Start of RECORD SET

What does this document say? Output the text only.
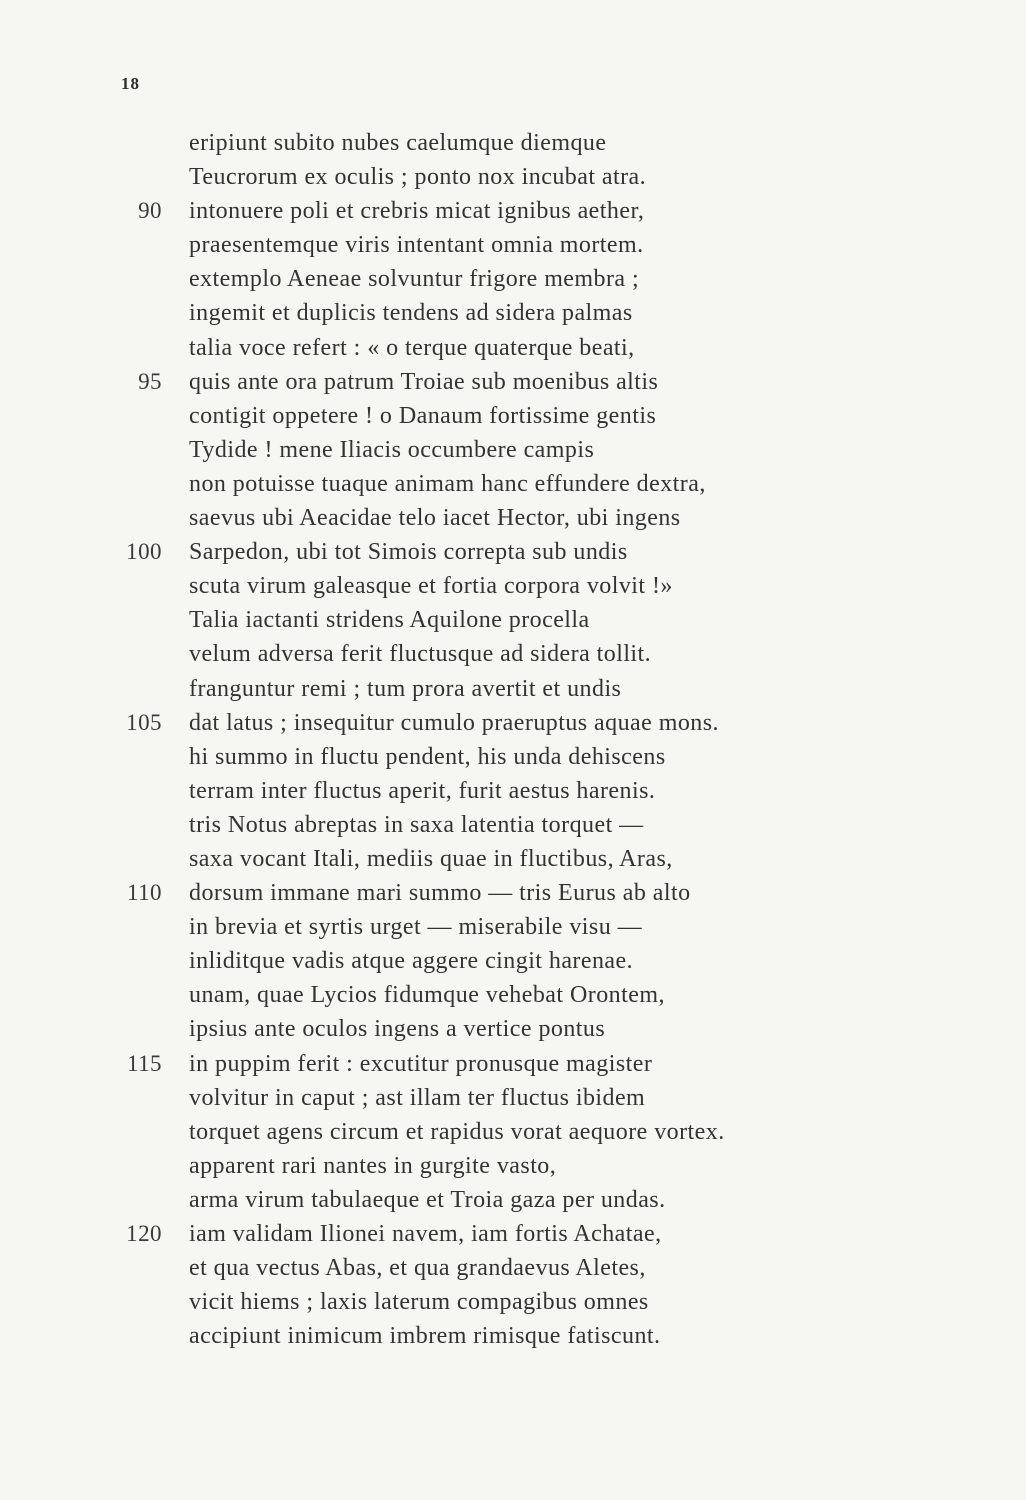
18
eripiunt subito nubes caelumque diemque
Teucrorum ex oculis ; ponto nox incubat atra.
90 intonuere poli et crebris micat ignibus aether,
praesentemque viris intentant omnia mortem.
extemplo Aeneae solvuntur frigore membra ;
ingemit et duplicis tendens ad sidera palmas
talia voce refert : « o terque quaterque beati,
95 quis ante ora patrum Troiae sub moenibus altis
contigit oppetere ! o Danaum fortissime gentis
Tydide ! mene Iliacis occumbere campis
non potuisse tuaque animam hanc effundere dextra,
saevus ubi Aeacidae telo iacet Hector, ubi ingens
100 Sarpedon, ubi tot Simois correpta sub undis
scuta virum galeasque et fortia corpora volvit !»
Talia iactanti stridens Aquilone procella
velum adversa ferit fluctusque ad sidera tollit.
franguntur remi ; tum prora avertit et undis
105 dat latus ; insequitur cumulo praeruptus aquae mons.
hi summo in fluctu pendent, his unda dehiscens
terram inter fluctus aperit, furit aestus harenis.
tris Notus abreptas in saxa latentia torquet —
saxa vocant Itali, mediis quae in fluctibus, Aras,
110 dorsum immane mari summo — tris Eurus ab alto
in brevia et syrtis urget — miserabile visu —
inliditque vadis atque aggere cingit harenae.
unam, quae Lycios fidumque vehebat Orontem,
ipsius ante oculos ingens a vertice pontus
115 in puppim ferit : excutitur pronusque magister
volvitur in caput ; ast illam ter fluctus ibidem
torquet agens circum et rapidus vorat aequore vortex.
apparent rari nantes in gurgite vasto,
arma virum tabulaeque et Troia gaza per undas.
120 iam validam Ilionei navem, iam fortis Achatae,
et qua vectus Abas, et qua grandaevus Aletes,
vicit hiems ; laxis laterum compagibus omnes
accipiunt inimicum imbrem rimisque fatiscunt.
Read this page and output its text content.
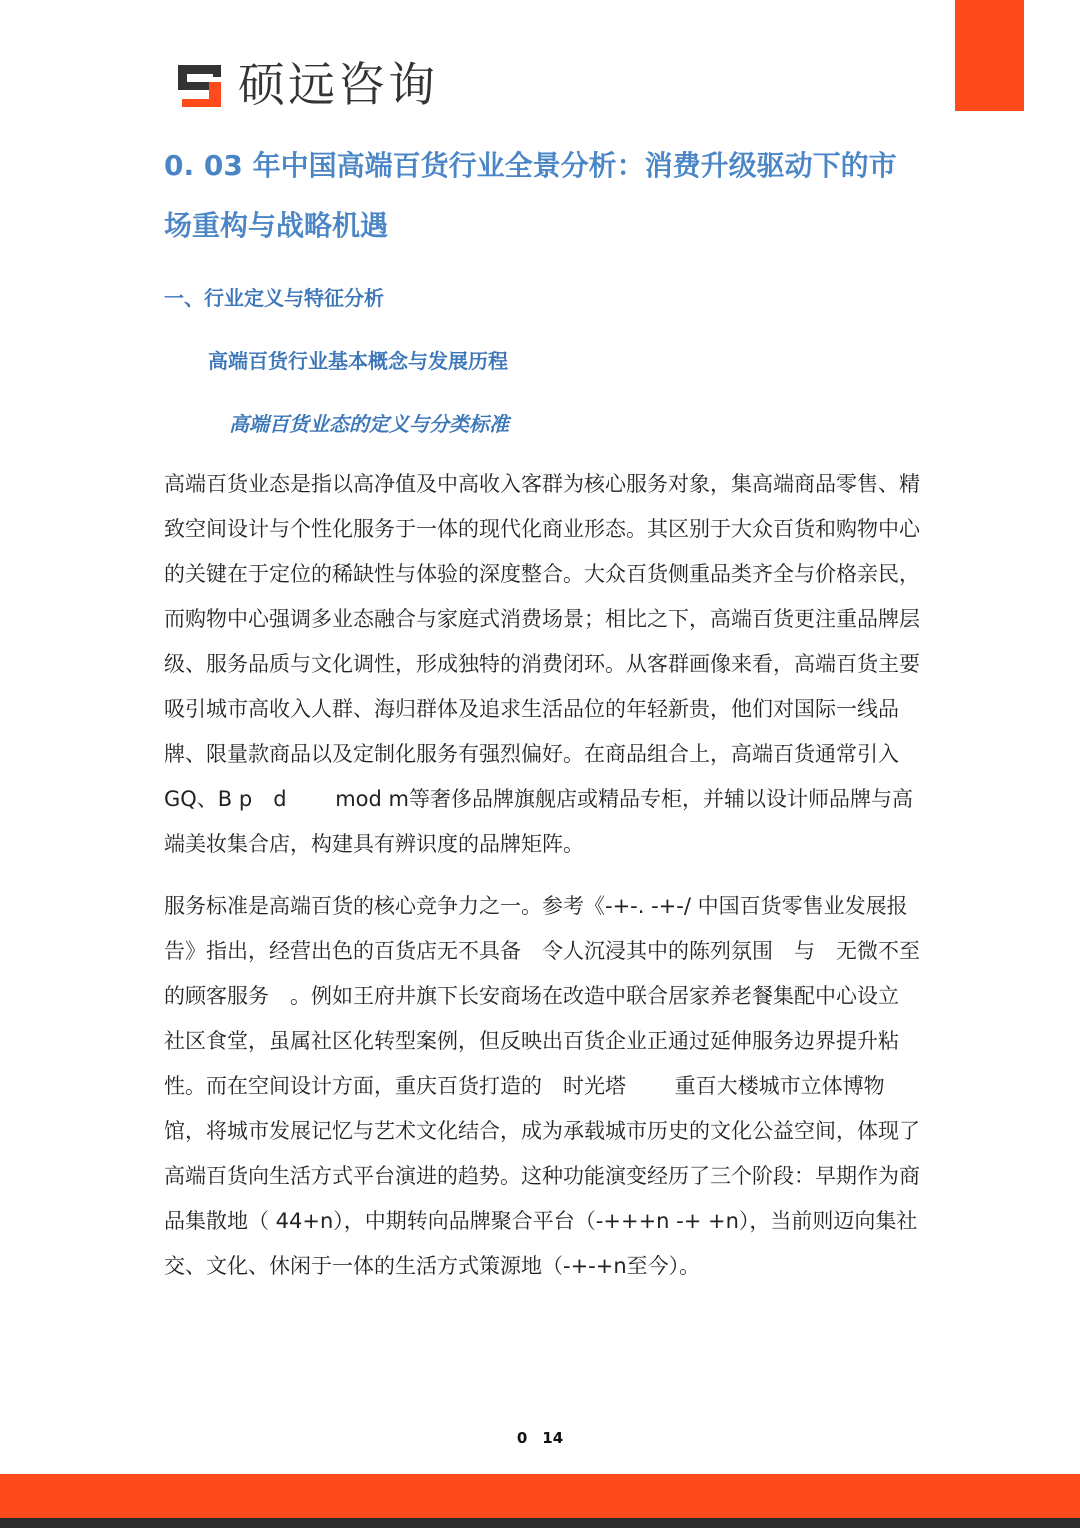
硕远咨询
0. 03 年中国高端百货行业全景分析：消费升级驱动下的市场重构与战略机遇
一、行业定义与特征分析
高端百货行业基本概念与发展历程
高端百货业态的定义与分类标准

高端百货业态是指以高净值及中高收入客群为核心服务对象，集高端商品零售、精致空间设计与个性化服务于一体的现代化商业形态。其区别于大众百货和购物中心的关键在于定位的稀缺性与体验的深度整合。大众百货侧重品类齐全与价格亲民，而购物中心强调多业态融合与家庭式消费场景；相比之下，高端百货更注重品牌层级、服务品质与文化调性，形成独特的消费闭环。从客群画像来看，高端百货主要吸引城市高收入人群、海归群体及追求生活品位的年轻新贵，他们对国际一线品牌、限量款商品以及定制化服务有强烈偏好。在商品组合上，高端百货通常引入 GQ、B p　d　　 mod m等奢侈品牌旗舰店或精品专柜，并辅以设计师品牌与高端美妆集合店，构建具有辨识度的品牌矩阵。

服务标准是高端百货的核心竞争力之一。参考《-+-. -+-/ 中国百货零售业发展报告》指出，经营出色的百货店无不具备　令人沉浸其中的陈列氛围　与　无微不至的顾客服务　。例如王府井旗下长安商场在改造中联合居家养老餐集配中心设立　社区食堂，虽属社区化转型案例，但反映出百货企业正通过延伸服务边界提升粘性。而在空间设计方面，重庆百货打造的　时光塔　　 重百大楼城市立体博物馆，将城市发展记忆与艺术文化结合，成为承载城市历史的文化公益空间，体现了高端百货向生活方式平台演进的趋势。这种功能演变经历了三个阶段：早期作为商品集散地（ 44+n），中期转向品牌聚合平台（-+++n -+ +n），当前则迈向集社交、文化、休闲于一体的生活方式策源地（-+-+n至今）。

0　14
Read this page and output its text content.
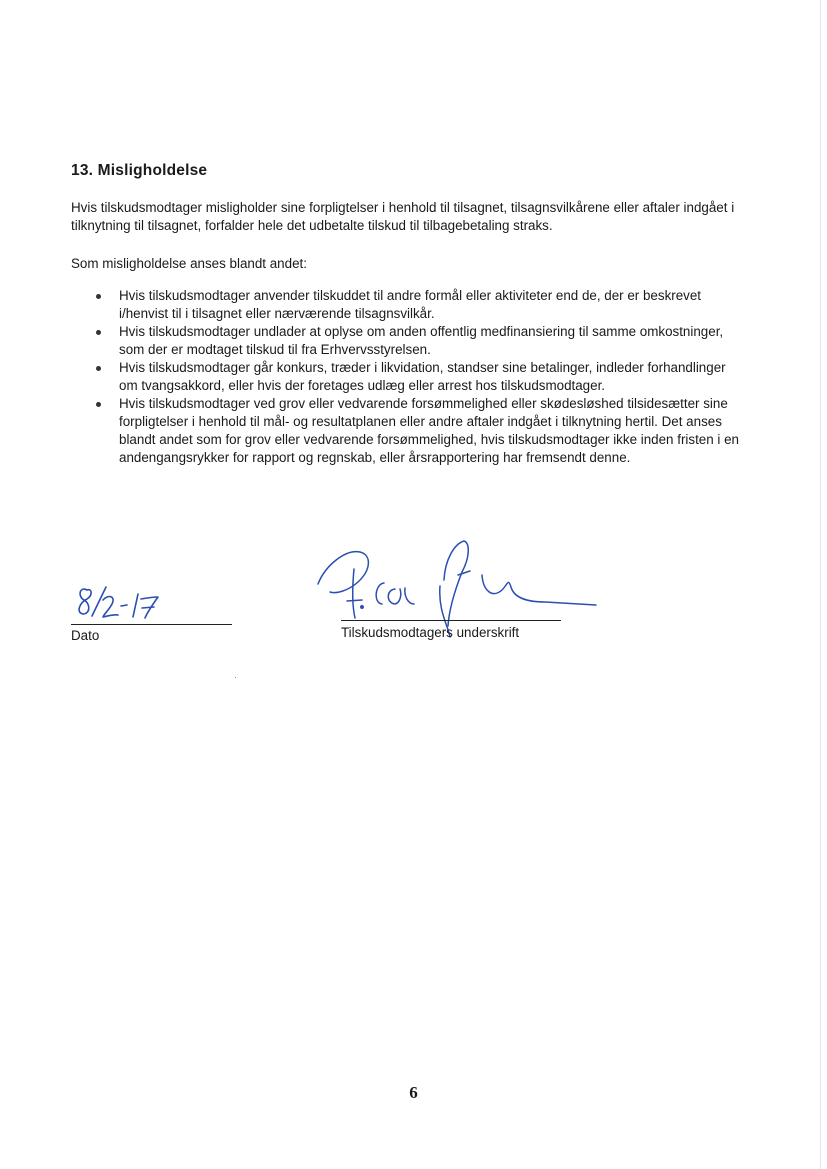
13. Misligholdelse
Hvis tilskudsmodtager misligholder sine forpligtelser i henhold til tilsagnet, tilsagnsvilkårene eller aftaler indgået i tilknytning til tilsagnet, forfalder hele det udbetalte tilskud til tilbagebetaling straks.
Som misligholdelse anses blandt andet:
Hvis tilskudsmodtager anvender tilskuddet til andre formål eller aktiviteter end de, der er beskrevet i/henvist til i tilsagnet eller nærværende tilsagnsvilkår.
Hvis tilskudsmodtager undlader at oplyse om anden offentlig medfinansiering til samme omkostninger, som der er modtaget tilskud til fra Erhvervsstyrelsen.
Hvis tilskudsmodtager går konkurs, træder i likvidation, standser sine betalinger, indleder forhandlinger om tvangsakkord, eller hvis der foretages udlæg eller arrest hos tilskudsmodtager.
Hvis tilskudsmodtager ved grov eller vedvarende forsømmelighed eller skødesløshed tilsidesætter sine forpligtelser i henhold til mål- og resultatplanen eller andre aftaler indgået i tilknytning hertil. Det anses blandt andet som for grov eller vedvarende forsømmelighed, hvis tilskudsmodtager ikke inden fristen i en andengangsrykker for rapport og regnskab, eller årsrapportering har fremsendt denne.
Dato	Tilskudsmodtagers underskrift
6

End of RECORD SET

Extract the text of all the records above verbatim, excluding pictures.

### RESULT OF THIS TASK:
What does this document say? Output the text only.
18
eripiunt subito nubes caelumque diemque
Teucrorum ex oculis ; ponto nox incubat atra.
90 intonuere poli et crebris micat ignibus aether,
praesentemque viris intentant omnia mortem.
extemplo Aeneae solvuntur frigore membra ;
ingemit et duplicis tendens ad sidera palmas
talia voce refert : « o terque quaterque beati,
95 quis ante ora patrum Troiae sub moenibus altis
contigit oppetere ! o Danaum fortissime gentis
Tydide ! mene Iliacis occumbere campis
non potuisse tuaque animam hanc effundere dextra,
saevus ubi Aeacidae telo iacet Hector, ubi ingens
100 Sarpedon, ubi tot Simois correpta sub undis
scuta virum galeasque et fortia corpora volvit !»
Talia iactanti stridens Aquilone procella
velum adversa ferit fluctusque ad sidera tollit.
franguntur remi ; tum prora avertit et undis
105 dat latus ; insequitur cumulo praeruptus aquae mons.
hi summo in fluctu pendent, his unda dehiscens
terram inter fluctus aperit, furit aestus harenis.
tris Notus abreptas in saxa latentia torquet —
saxa vocant Itali, mediis quae in fluctibus, Aras,
110 dorsum immane mari summo — tris Eurus ab alto
in brevia et syrtis urget — miserabile visu —
inliditque vadis atque aggere cingit harenae.
unam, quae Lycios fidumque vehebat Orontem,
ipsius ante oculos ingens a vertice pontus
115 in puppim ferit : excutitur pronusque magister
volvitur in caput ; ast illam ter fluctus ibidem
torquet agens circum et rapidus vorat aequore vortex.
apparent rari nantes in gurgite vasto,
arma virum tabulaeque et Troia gaza per undas.
120 iam validam Ilionei navem, iam fortis Achatae,
et qua vectus Abas, et qua grandaevus Aletes,
vicit hiems ; laxis laterum compagibus omnes
accipiunt inimicum imbrem rimisque fatiscunt.
Read this page and output its text content.
硕远咨询
0. 03 年中国高端百货行业全景分析：消费升级驱动下的市场重构与战略机遇
一、行业定义与特征分析
高端百货行业基本概念与发展历程
高端百货业态的定义与分类标准

高端百货业态是指以高净值及中高收入客群为核心服务对象，集高端商品零售、精致空间设计与个性化服务于一体的现代化商业形态。其区别于大众百货和购物中心的关键在于定位的稀缺性与体验的深度整合。大众百货侧重品类齐全与价格亲民，而购物中心强调多业态融合与家庭式消费场景；相比之下，高端百货更注重品牌层级、服务品质与文化调性，形成独特的消费闭环。从客群画像来看，高端百货主要吸引城市高收入人群、海归群体及追求生活品位的年轻新贵，他们对国际一线品牌、限量款商品以及定制化服务有强烈偏好。在商品组合上，高端百货通常引入 GQ、B p　d　　 mod m等奢侈品牌旗舰店或精品专柜，并辅以设计师品牌与高端美妆集合店，构建具有辨识度的品牌矩阵。

服务标准是高端百货的核心竞争力之一。参考《-+-. -+-/ 中国百货零售业发展报告》指出，经营出色的百货店无不具备　令人沉浸其中的陈列氛围　与　无微不至的顾客服务　。例如王府井旗下长安商场在改造中联合居家养老餐集配中心设立　社区食堂，虽属社区化转型案例，但反映出百货企业正通过延伸服务边界提升粘性。而在空间设计方面，重庆百货打造的　时光塔　　 重百大楼城市立体博物馆，将城市发展记忆与艺术文化结合，成为承载城市历史的文化公益空间，体现了高端百货向生活方式平台演进的趋势。这种功能演变经历了三个阶段：早期作为商品集散地（ 44+n），中期转向品牌聚合平台（-+++n -+ +n），当前则迈向集社交、文化、休闲于一体的生活方式策源地（-+-+n至今）。

0　14
Read this page and output its text content.
13. Misligholdelse
Hvis tilskudsmodtager misligholder sine forpligtelser i henhold til tilsagnet, tilsagnsvilkårene eller aftaler indgået i tilknytning til tilsagnet, forfalder hele det udbetalte tilskud til tilbagebetaling straks.
Som misligholdelse anses blandt andet:
Hvis tilskudsmodtager anvender tilskuddet til andre formål eller aktiviteter end de, der er beskrevet i/henvist til i tilsagnet eller nærværende tilsagnsvilkår.
Hvis tilskudsmodtager undlader at oplyse om anden offentlig medfinansiering til samme omkostninger, som der er modtaget tilskud til fra Erhvervsstyrelsen.
Hvis tilskudsmodtager går konkurs, træder i likvidation, standser sine betalinger, indleder forhandlinger om tvangsakkord, eller hvis der foretages udlæg eller arrest hos tilskudsmodtager.
Hvis tilskudsmodtager ved grov eller vedvarende forsømmelighed eller skødesløshed tilsidesætter sine forpligtelser i henhold til mål- og resultatplanen eller andre aftaler indgået i tilknytning hertil. Det anses blandt andet som for grov eller vedvarende forsømmelighed, hvis tilskudsmodtager ikke inden fristen i en andengangsrykker for rapport og regnskab, eller årsrapportering har fremsendt denne.
Dato	Tilskudsmodtagers underskrift
6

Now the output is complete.